Stored data entries
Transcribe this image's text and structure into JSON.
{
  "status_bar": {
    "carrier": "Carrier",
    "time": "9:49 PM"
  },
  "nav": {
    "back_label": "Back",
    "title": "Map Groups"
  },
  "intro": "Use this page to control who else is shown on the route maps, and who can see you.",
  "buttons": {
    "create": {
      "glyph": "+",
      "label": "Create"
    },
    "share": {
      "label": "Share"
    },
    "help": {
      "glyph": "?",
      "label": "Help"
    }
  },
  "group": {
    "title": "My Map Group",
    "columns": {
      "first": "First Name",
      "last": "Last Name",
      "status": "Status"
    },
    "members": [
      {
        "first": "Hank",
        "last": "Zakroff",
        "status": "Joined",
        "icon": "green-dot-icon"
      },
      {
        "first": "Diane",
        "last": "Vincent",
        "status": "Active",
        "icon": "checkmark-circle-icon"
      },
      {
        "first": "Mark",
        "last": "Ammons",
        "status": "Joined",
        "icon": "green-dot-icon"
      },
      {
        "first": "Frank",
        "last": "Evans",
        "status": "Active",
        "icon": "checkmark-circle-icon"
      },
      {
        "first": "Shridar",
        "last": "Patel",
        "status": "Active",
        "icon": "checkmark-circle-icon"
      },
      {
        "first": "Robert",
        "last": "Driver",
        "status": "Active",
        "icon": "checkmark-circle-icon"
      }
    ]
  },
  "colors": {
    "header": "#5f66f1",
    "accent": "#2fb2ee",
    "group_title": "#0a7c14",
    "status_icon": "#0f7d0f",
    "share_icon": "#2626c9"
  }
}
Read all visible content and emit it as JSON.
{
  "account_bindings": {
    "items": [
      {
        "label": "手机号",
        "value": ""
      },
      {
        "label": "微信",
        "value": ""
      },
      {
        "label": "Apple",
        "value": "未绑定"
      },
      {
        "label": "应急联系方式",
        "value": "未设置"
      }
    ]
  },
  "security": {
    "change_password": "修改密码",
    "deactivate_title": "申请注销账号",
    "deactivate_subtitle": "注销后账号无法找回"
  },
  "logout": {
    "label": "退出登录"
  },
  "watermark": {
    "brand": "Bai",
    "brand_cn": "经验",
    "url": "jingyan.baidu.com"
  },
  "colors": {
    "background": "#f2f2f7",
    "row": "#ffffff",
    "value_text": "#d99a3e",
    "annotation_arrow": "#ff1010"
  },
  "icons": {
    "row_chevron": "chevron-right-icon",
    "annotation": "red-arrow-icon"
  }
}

* [What to do] In the listing above, find the line with "Read all visible content and emit it as JSON." and set down that line and all after it exactly, through the final line.

* [Written response]
Read all visible content and emit it as JSON.
{
  "account_bindings": {
    "items": [
      {
        "label": "手机号",
        "value": ""
      },
      {
        "label": "微信",
        "value": ""
      },
      {
        "label": "Apple",
        "value": "未绑定"
      },
      {
        "label": "应急联系方式",
        "value": "未设置"
      }
    ]
  },
  "security": {
    "change_password": "修改密码",
    "deactivate_title": "申请注销账号",
    "deactivate_subtitle": "注销后账号无法找回"
  },
  "logout": {
    "label": "退出登录"
  },
  "watermark": {
    "brand": "Bai",
    "brand_cn": "经验",
    "url": "jingyan.baidu.com"
  },
  "colors": {
    "background": "#f2f2f7",
    "row": "#ffffff",
    "value_text": "#d99a3e",
    "annotation_arrow": "#ff1010"
  },
  "icons": {
    "row_chevron": "chevron-right-icon",
    "annotation": "red-arrow-icon"
  }
}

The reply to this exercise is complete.